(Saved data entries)

════════

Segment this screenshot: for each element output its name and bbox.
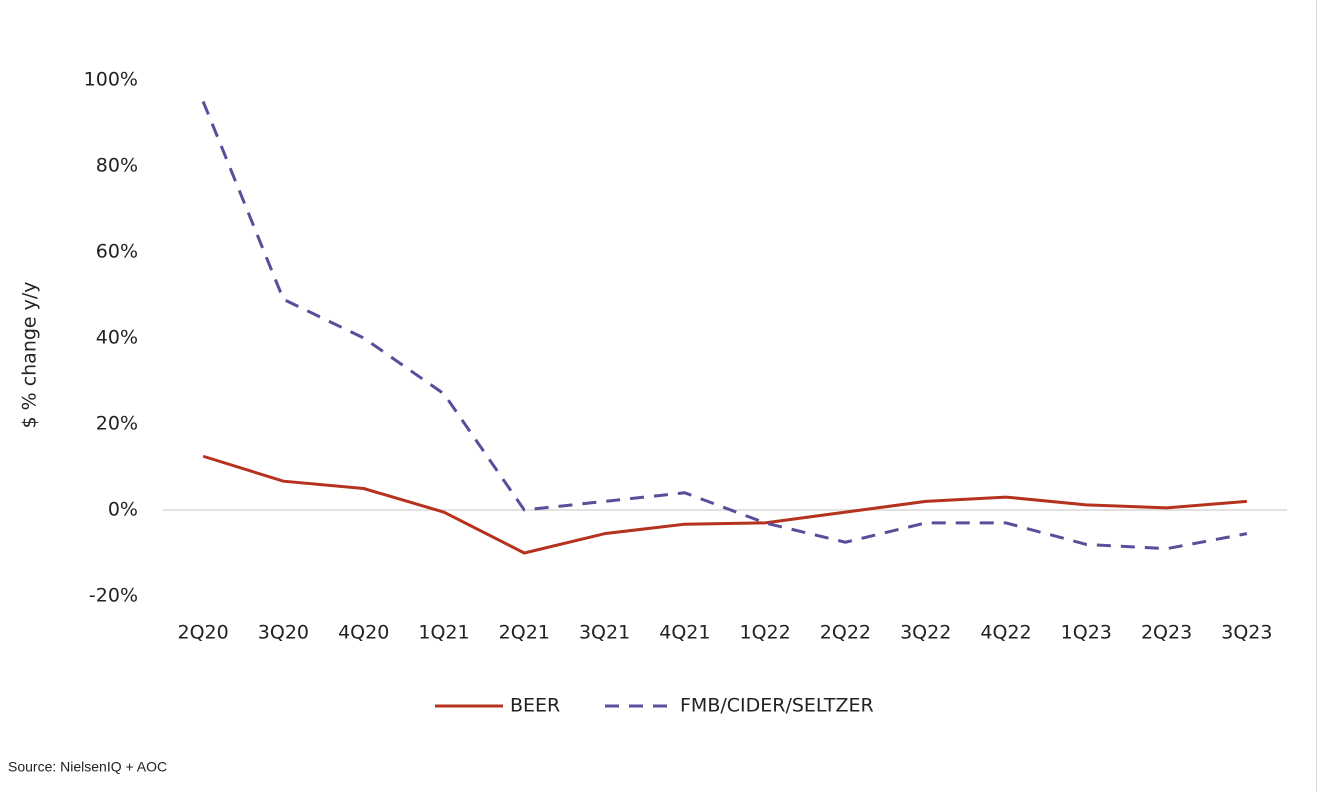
x-tick-label: 2Q22 bbox=[820, 622, 871, 644]
x-tick-label: 3Q23 bbox=[1221, 622, 1272, 644]
y-tick-label: 40% bbox=[96, 327, 138, 349]
x-tick-label: 1Q23 bbox=[1061, 622, 1112, 644]
x-tick-label: 3Q22 bbox=[900, 622, 951, 644]
y-tick-label: 0% bbox=[108, 499, 138, 521]
y-tick-label: 100% bbox=[84, 69, 138, 91]
legend-label: FMB/CIDER/SELTZER bbox=[680, 695, 874, 717]
x-tick-label: 1Q21 bbox=[418, 622, 469, 644]
x-tick-label: 2Q23 bbox=[1141, 622, 1192, 644]
y-tick-label: 20% bbox=[96, 413, 138, 435]
x-tick-label: 3Q21 bbox=[579, 622, 630, 644]
x-tick-label: 2Q21 bbox=[499, 622, 550, 644]
x-tick-label: 4Q22 bbox=[980, 622, 1031, 644]
x-tick-label: 4Q21 bbox=[659, 622, 710, 644]
y-axis-label: $ % change y/y bbox=[19, 281, 41, 428]
series-line bbox=[202, 454, 1247, 555]
y-tick-label: -20% bbox=[89, 585, 138, 607]
x-tick-label: 3Q20 bbox=[258, 622, 309, 644]
y-tick-label: 80% bbox=[96, 155, 138, 177]
x-tick-label: 4Q20 bbox=[338, 622, 389, 644]
legend-label: BEER bbox=[510, 695, 560, 717]
x-tick-label: 2Q20 bbox=[178, 622, 229, 644]
source-note: Source: NielsenIQ + AOC bbox=[8, 759, 167, 775]
x-tick-label: 1Q22 bbox=[740, 622, 791, 644]
series-line bbox=[201, 100, 1248, 551]
y-tick-label: 60% bbox=[96, 241, 138, 263]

════════

* PROBLEM TO SOLVE
Identify every row that contains the word "line" and copy each one in full. Case counts.

* TASK RESULT
series-line bbox=[202, 454, 1247, 555]
series-line bbox=[201, 100, 1248, 551]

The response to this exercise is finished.